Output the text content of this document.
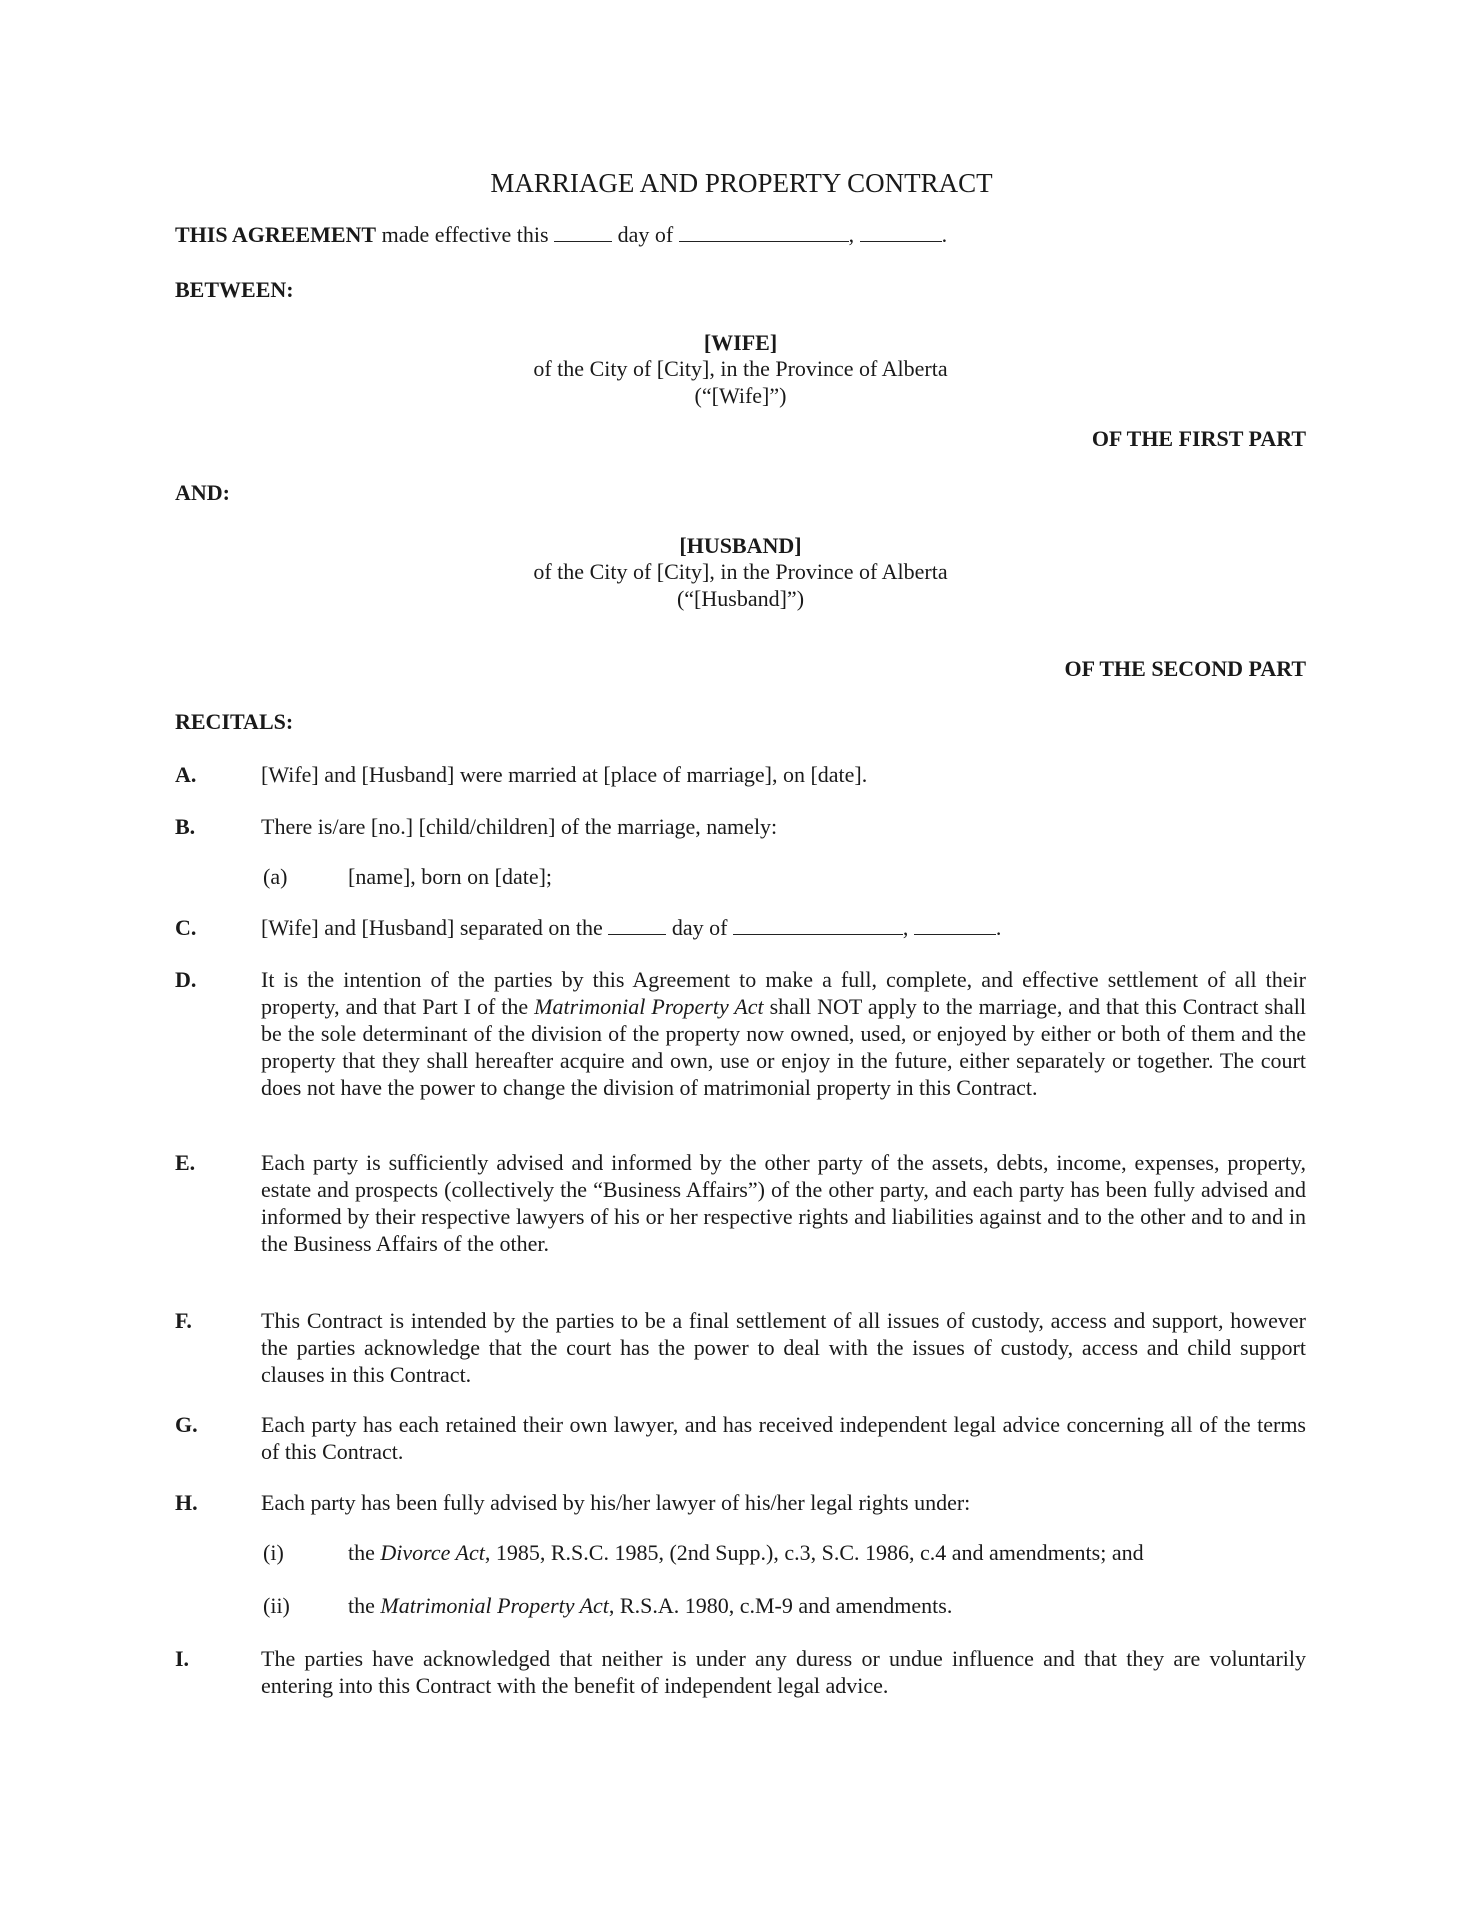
MARRIAGE AND PROPERTY CONTRACT
THIS AGREEMENT made effective this	day of	,	.
BETWEEN:
[WIFE]
of the City of [City], in the Province of Alberta
(“[Wife]”)
OF THE FIRST PART
AND:
[HUSBAND]
of the City of [City], in the Province of Alberta
(“[Husband]”)
OF THE SECOND PART
RECITALS:
A.	[Wife] and [Husband] were married at [place of marriage], on [date].
B.	There is/are [no.] [child/children] of the marriage, namely:
(a)	[name], born on [date];
C.	[Wife] and [Husband] separated on the	day of	,	.
D.	It is the intention of the parties by this Agreement to make a full, complete, and effective settlement of all their property, and that Part I of the Matrimonial Property Act shall NOT apply to the marriage, and that this Contract shall be the sole determinant of the division of the property now owned, used, or enjoyed by either or both of them and the property that they shall hereafter acquire and own, use or enjoy in the future, either separately or together. The court does not have the power to change the division of matrimonial property in this Contract.
E.	Each party is sufficiently advised and informed by the other party of the assets, debts, income, expenses, property, estate and prospects (collectively the “Business Affairs”) of the other party, and each party has been fully advised and informed by their respective lawyers of his or her respective rights and liabilities against and to the other and to and in the Business Affairs of the other.
F.	This Contract is intended by the parties to be a final settlement of all issues of custody, access and support, however the parties acknowledge that the court has the power to deal with the issues of custody, access and child support clauses in this Contract.
G.	Each party has each retained their own lawyer, and has received independent legal advice concerning all of the terms of this Contract.
H.	Each party has been fully advised by his/her lawyer of his/her legal rights under:
(i)	the Divorce Act, 1985, R.S.C. 1985, (2nd Supp.), c.3, S.C. 1986, c.4 and amendments; and
(ii)	the Matrimonial Property Act, R.S.A. 1980, c.M-9 and amendments.
I.	The parties have acknowledged that neither is under any duress or undue influence and that they are voluntarily entering into this Contract with the benefit of independent legal advice.
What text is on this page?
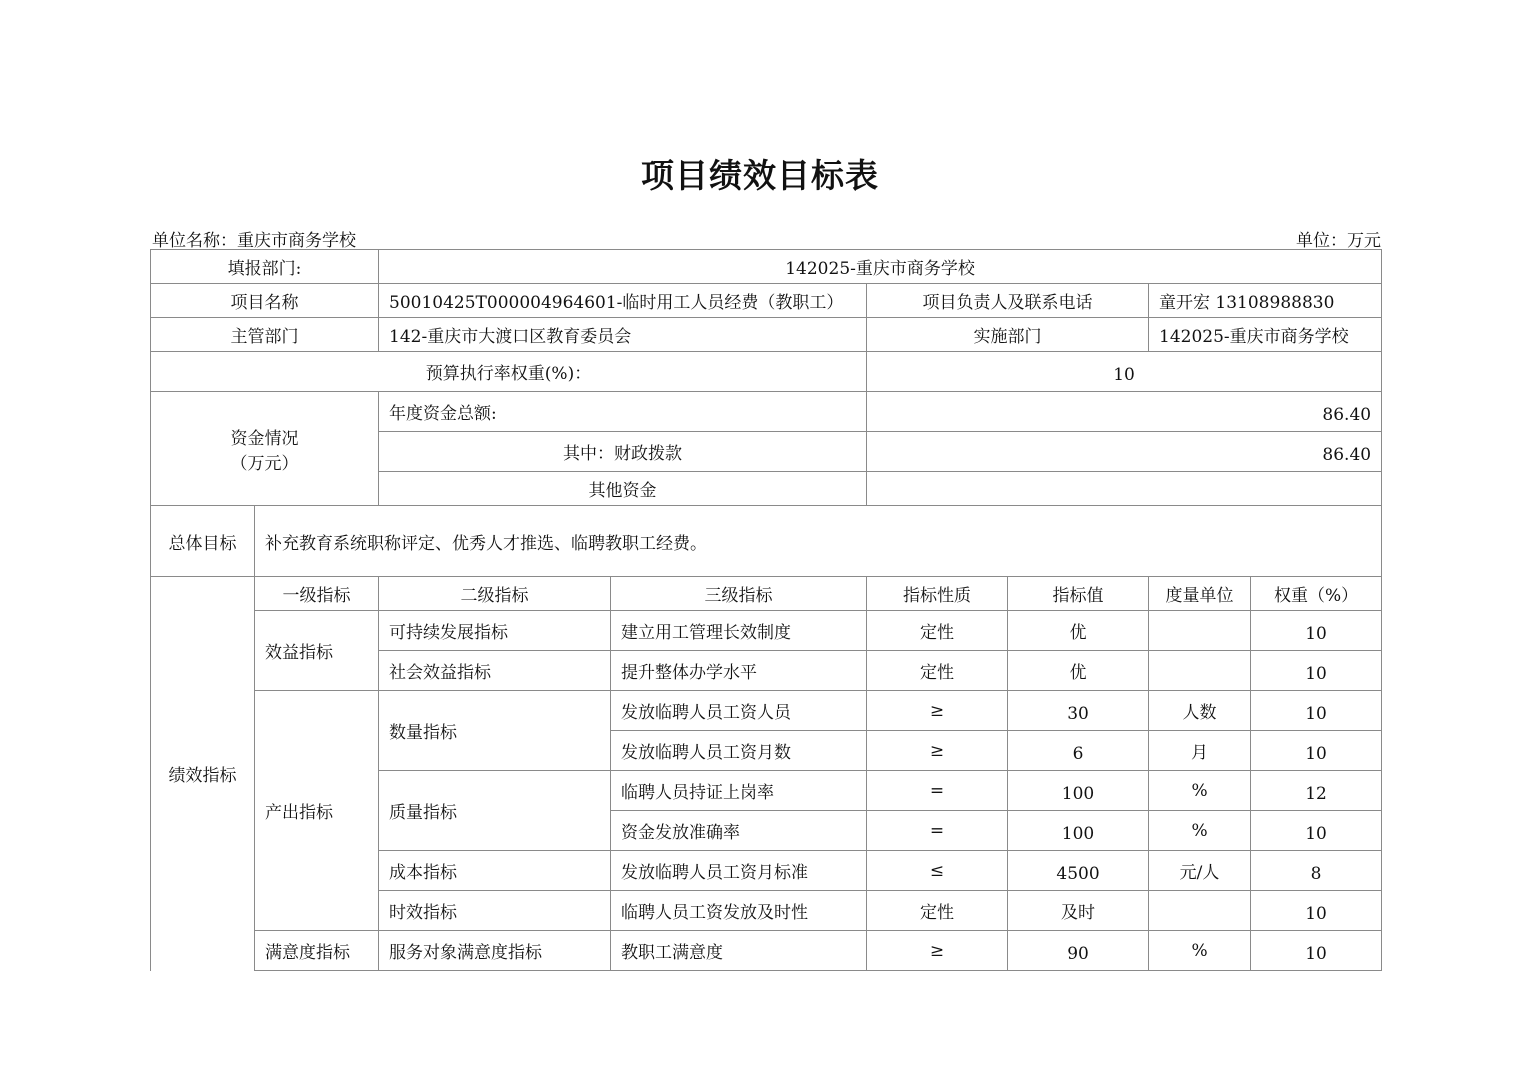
项目绩效目标表
单位名称：重庆市商务学校	单位：万元
填报部门:		142025-重庆市商务学校					
项目名称		50010425T000004964601-临时用工人员经费（教职工）		项目负责人及联系电话		童开宏 13108988830	
主管部门		142-重庆市大渡口区教育委员会		实施部门		142025-重庆市商务学校	
预算执行率权重(%)：				10			

资金情况
（万元）		年度资金总额:		86.40			
		其中：财政拨款		86.40			
		其他资金					
总体目标	补充教育系统职称评定、优秀人才推选、临聘教职工经费。						
绩效指标	一级指标	二级指标	三级指标	指标性质	指标值	度量单位	权重（%）
	效益指标	可持续发展指标	建立用工管理长效制度	定性	优		10
		社会效益指标	提升整体办学水平	定性	优		10
	产出指标	数量指标	发放临聘人员工资人员	≥	30	人数	10
			发放临聘人员工资月数	≥	6	月	10
		质量指标	临聘人员持证上岗率	=	100	%	12
			资金发放准确率	=	100	%	10
		成本指标	发放临聘人员工资月标准	≤	4500	元/人	8
		时效指标	临聘人员工资发放及时性	定性	及时		10
	满意度指标	服务对象满意度指标	教职工满意度	≥	90	%	10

WRITTEN TASK: Return the lines of the records that include the string "settlement".

TASK RESULT:
D.	It is the intention of the parties by this Agreement to make a full, complete, and effective settlement of all their property, and that Part I of the Matrimonial Property Act shall NOT apply to the marriage, and that this Contract shall be the sole determinant of the division of the property now owned, used, or enjoyed by either or both of them and the property that they shall hereafter acquire and own, use or enjoy in the future, either separately or together. The court does not have the power to change the division of matrimonial property in this Contract.
F.	This Contract is intended by the parties to be a final settlement of all issues of custody, access and support, however the parties acknowledge that the court has the power to deal with the issues of custody, access and child support clauses in this Contract.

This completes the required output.